[Collected data]
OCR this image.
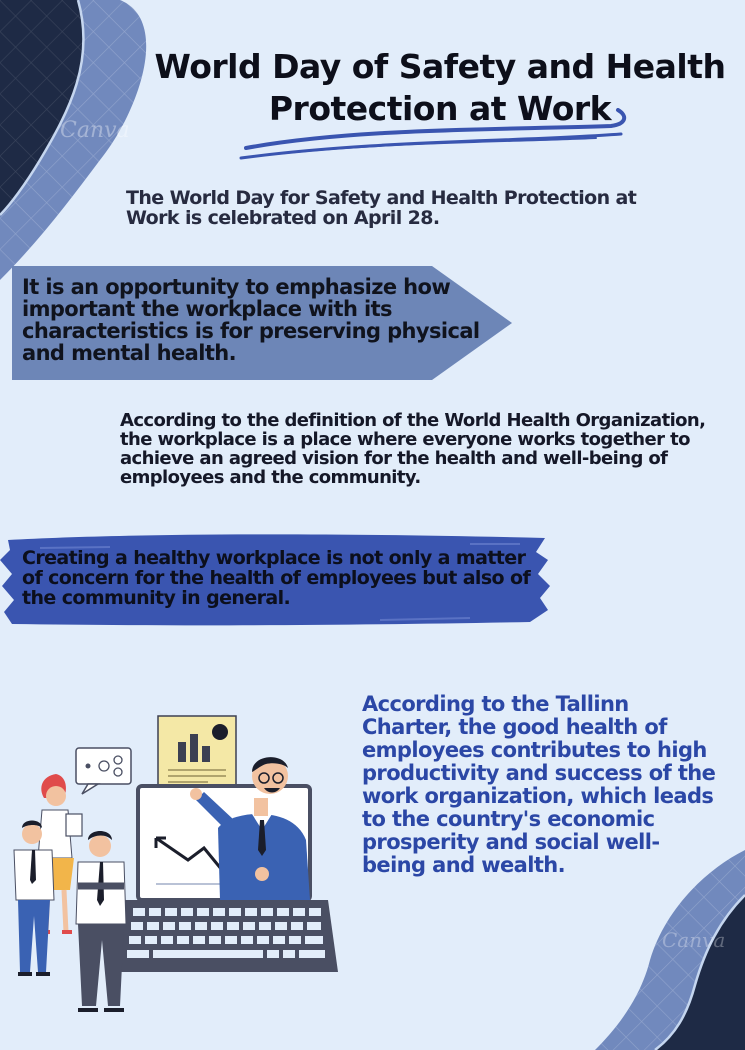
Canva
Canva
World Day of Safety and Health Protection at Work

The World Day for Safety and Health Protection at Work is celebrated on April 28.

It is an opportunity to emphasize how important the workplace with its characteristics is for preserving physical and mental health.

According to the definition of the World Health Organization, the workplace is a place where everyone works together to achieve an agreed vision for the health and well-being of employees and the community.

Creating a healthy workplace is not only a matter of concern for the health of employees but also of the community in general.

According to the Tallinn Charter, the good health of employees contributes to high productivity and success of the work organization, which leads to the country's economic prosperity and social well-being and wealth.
---
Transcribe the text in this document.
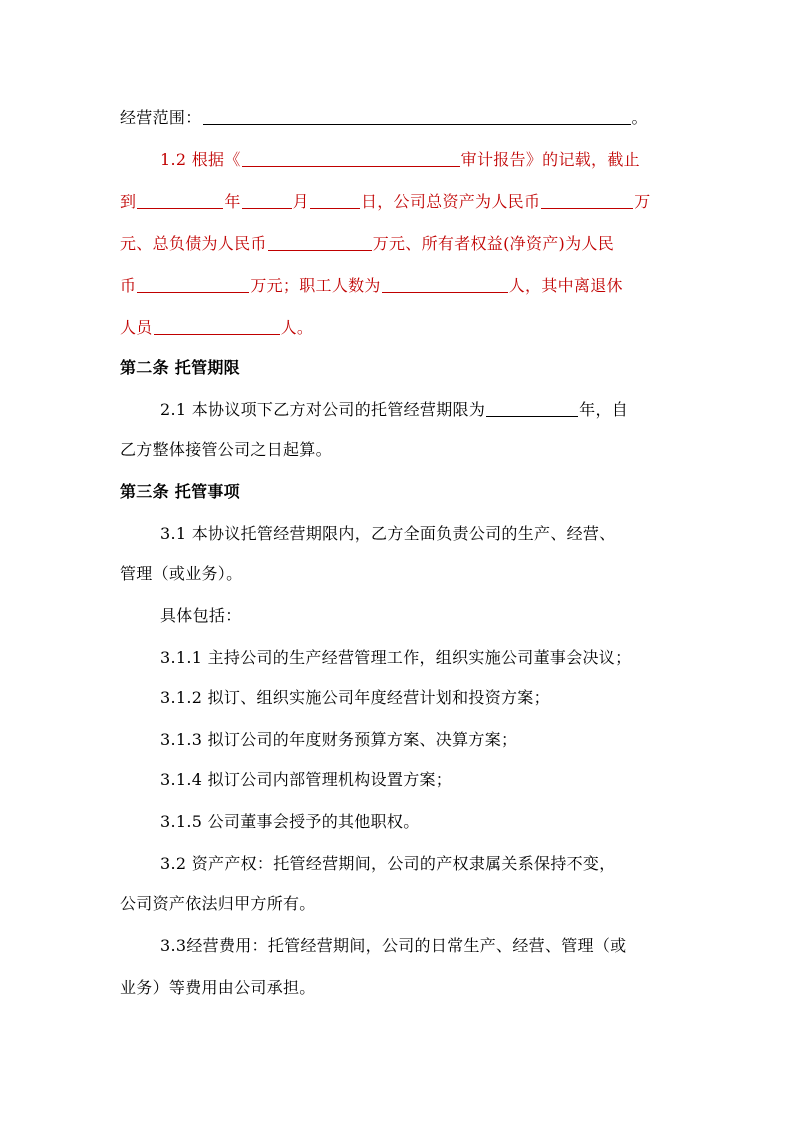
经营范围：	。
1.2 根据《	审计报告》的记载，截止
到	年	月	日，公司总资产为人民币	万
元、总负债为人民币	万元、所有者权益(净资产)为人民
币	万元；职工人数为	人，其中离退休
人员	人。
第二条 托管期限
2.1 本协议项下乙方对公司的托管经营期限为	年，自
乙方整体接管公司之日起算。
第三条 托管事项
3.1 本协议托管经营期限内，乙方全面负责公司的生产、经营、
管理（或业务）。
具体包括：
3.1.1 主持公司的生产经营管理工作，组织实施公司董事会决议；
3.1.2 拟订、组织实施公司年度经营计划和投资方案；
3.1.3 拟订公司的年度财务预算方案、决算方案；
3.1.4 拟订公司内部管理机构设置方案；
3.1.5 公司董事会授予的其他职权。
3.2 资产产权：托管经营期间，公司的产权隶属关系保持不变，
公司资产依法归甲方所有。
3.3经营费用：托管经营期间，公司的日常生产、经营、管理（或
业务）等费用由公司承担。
--
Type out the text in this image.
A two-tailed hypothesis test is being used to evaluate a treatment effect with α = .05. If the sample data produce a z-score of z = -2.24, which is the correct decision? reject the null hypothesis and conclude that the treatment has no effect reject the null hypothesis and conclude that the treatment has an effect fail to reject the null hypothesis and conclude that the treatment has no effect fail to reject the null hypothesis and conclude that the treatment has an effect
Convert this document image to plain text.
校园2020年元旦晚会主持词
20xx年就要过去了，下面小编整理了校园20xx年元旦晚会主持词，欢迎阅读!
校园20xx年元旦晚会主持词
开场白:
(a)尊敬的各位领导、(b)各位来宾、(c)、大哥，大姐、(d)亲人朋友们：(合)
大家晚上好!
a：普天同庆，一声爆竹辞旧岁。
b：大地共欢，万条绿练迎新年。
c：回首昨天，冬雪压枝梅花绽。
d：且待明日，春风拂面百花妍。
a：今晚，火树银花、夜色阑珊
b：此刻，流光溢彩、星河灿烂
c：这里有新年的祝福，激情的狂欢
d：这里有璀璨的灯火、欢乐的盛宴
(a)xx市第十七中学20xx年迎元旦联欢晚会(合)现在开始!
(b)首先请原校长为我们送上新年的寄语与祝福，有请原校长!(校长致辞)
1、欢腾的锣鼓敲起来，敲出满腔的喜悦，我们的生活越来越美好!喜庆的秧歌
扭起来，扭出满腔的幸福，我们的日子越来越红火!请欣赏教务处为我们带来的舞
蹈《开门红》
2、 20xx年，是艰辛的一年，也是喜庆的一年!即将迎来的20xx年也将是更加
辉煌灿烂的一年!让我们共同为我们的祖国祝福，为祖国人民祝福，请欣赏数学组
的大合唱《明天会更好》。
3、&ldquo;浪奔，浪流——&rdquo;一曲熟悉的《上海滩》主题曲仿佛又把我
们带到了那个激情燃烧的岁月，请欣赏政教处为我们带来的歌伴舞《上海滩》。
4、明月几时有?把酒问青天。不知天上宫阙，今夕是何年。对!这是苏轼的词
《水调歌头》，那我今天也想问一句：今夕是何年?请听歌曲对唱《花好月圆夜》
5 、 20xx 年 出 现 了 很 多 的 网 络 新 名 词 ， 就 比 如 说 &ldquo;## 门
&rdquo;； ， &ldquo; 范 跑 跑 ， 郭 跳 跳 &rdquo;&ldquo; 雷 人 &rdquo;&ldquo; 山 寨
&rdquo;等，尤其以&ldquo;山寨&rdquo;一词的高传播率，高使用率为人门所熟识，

*Brief*. Where a line holds "this", copy that line.

*Exercise result*.
OCR this image.
Transcribe the text in this document.
Type out the text in this image.
Convert this document image to plain text.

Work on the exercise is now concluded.